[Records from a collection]

>> Start

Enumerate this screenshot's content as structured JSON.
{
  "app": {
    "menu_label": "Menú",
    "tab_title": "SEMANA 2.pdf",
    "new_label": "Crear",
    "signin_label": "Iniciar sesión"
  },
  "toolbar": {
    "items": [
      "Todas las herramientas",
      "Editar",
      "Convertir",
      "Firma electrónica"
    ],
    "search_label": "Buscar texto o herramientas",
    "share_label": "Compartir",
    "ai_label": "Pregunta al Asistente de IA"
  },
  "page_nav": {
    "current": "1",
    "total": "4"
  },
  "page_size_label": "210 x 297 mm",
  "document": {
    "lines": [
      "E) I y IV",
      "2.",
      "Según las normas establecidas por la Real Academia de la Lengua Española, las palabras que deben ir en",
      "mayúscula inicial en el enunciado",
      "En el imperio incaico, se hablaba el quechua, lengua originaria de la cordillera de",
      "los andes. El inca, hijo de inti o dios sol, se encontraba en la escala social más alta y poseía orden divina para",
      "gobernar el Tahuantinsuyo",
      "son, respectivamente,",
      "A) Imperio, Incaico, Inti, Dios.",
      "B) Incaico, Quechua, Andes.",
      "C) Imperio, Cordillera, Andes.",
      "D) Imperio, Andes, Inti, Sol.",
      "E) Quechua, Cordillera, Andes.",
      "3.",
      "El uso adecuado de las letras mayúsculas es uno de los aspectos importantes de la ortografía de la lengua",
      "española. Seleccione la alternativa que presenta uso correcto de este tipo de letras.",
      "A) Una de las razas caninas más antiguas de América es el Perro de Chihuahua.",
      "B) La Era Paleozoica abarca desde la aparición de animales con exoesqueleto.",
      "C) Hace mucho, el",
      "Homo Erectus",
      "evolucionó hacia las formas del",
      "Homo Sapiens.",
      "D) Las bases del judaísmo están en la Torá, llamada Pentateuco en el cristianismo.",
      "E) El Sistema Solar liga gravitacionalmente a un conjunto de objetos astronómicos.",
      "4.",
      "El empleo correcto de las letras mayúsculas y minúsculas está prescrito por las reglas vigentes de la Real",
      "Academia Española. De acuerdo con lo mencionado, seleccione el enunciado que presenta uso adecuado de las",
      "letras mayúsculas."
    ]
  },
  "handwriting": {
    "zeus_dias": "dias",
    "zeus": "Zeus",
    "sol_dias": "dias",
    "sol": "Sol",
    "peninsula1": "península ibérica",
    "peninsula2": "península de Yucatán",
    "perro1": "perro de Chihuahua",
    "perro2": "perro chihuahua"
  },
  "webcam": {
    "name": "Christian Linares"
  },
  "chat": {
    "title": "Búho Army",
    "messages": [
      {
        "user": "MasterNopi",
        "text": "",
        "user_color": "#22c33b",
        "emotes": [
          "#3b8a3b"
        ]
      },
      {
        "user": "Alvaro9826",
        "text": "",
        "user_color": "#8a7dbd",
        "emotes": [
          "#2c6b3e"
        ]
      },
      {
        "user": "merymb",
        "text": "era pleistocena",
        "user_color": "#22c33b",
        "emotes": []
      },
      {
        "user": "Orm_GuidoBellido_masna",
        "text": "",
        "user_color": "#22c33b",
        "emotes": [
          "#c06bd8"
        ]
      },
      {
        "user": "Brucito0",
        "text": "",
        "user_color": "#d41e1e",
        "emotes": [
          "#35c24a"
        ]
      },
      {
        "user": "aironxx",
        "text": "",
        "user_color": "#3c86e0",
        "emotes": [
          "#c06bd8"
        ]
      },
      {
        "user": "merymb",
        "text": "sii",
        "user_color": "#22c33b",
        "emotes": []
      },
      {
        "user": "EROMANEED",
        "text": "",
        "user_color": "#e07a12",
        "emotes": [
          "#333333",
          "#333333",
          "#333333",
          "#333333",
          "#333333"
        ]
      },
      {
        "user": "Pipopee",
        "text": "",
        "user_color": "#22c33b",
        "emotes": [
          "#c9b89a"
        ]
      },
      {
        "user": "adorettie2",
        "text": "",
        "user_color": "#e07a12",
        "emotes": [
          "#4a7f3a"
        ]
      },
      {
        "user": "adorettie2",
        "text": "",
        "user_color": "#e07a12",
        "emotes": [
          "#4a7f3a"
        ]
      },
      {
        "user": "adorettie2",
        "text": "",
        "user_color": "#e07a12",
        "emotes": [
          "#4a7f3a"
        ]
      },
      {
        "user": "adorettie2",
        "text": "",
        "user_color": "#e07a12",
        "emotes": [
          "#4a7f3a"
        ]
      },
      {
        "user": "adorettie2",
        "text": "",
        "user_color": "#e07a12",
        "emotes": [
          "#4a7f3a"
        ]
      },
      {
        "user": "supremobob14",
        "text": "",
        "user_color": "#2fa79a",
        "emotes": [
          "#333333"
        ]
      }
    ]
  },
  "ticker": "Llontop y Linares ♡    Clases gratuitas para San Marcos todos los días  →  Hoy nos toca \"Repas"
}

>> End

## WORK TO COMPLETE
Return the entries in full, keeping every line exactly as it is.

## SOLVED PROBLEM
Enumerate this screenshot's content as structured JSON.
{
  "app": {
    "menu_label": "Menú",
    "tab_title": "SEMANA 2.pdf",
    "new_label": "Crear",
    "signin_label": "Iniciar sesión"
  },
  "toolbar": {
    "items": [
      "Todas las herramientas",
      "Editar",
      "Convertir",
      "Firma electrónica"
    ],
    "search_label": "Buscar texto o herramientas",
    "share_label": "Compartir",
    "ai_label": "Pregunta al Asistente de IA"
  },
  "page_nav": {
    "current": "1",
    "total": "4"
  },
  "page_size_label": "210 x 297 mm",
  "document": {
    "lines": [
      "E) I y IV",
      "2.",
      "Según las normas establecidas por la Real Academia de la Lengua Española, las palabras que deben ir en",
      "mayúscula inicial en el enunciado",
      "En el imperio incaico, se hablaba el quechua, lengua originaria de la cordillera de",
      "los andes. El inca, hijo de inti o dios sol, se encontraba en la escala social más alta y poseía orden divina para",
      "gobernar el Tahuantinsuyo",
      "son, respectivamente,",
      "A) Imperio, Incaico, Inti, Dios.",
      "B) Incaico, Quechua, Andes.",
      "C) Imperio, Cordillera, Andes.",
      "D) Imperio, Andes, Inti, Sol.",
      "E) Quechua, Cordillera, Andes.",
      "3.",
      "El uso adecuado de las letras mayúsculas es uno de los aspectos importantes de la ortografía de la lengua",
      "española. Seleccione la alternativa que presenta uso correcto de este tipo de letras.",
      "A) Una de las razas caninas más antiguas de América es el Perro de Chihuahua.",
      "B) La Era Paleozoica abarca desde la aparición de animales con exoesqueleto.",
      "C) Hace mucho, el",
      "Homo Erectus",
      "evolucionó hacia las formas del",
      "Homo Sapiens.",
      "D) Las bases del judaísmo están en la Torá, llamada Pentateuco en el cristianismo.",
      "E) El Sistema Solar liga gravitacionalmente a un conjunto de objetos astronómicos.",
      "4.",
      "El empleo correcto de las letras mayúsculas y minúsculas está prescrito por las reglas vigentes de la Real",
      "Academia Española. De acuerdo con lo mencionado, seleccione el enunciado que presenta uso adecuado de las",
      "letras mayúsculas."
    ]
  },
  "handwriting": {
    "zeus_dias": "dias",
    "zeus": "Zeus",
    "sol_dias": "dias",
    "sol": "Sol",
    "peninsula1": "península ibérica",
    "peninsula2": "península de Yucatán",
    "perro1": "perro de Chihuahua",
    "perro2": "perro chihuahua"
  },
  "webcam": {
    "name": "Christian Linares"
  },
  "chat": {
    "title": "Búho Army",
    "messages": [
      {
        "user": "MasterNopi",
        "text": "",
        "user_color": "#22c33b",
        "emotes": [
          "#3b8a3b"
        ]
      },
      {
        "user": "Alvaro9826",
        "text": "",
        "user_color": "#8a7dbd",
        "emotes": [
          "#2c6b3e"
        ]
      },
      {
        "user": "merymb",
        "text": "era pleistocena",
        "user_color": "#22c33b",
        "emotes": []
      },
      {
        "user": "Orm_GuidoBellido_masna",
        "text": "",
        "user_color": "#22c33b",
        "emotes": [
          "#c06bd8"
        ]
      },
      {
        "user": "Brucito0",
        "text": "",
        "user_color": "#d41e1e",
        "emotes": [
          "#35c24a"
        ]
      },
      {
        "user": "aironxx",
        "text": "",
        "user_color": "#3c86e0",
        "emotes": [
          "#c06bd8"
        ]
      },
      {
        "user": "merymb",
        "text": "sii",
        "user_color": "#22c33b",
        "emotes": []
      },
      {
        "user": "EROMANEED",
        "text": "",
        "user_color": "#e07a12",
        "emotes": [
          "#333333",
          "#333333",
          "#333333",
          "#333333",
          "#333333"
        ]
      },
      {
        "user": "Pipopee",
        "text": "",
        "user_color": "#22c33b",
        "emotes": [
          "#c9b89a"
        ]
      },
      {
        "user": "adorettie2",
        "text": "",
        "user_color": "#e07a12",
        "emotes": [
          "#4a7f3a"
        ]
      },
      {
        "user": "adorettie2",
        "text": "",
        "user_color": "#e07a12",
        "emotes": [
          "#4a7f3a"
        ]
      },
      {
        "user": "adorettie2",
        "text": "",
        "user_color": "#e07a12",
        "emotes": [
          "#4a7f3a"
        ]
      },
      {
        "user": "adorettie2",
        "text": "",
        "user_color": "#e07a12",
        "emotes": [
          "#4a7f3a"
        ]
      },
      {
        "user": "adorettie2",
        "text": "",
        "user_color": "#e07a12",
        "emotes": [
          "#4a7f3a"
        ]
      },
      {
        "user": "supremobob14",
        "text": "",
        "user_color": "#2fa79a",
        "emotes": [
          "#333333"
        ]
      }
    ]
  },
  "ticker": "Llontop y Linares ♡    Clases gratuitas para San Marcos todos los días  →  Hoy nos toca \"Repas"
}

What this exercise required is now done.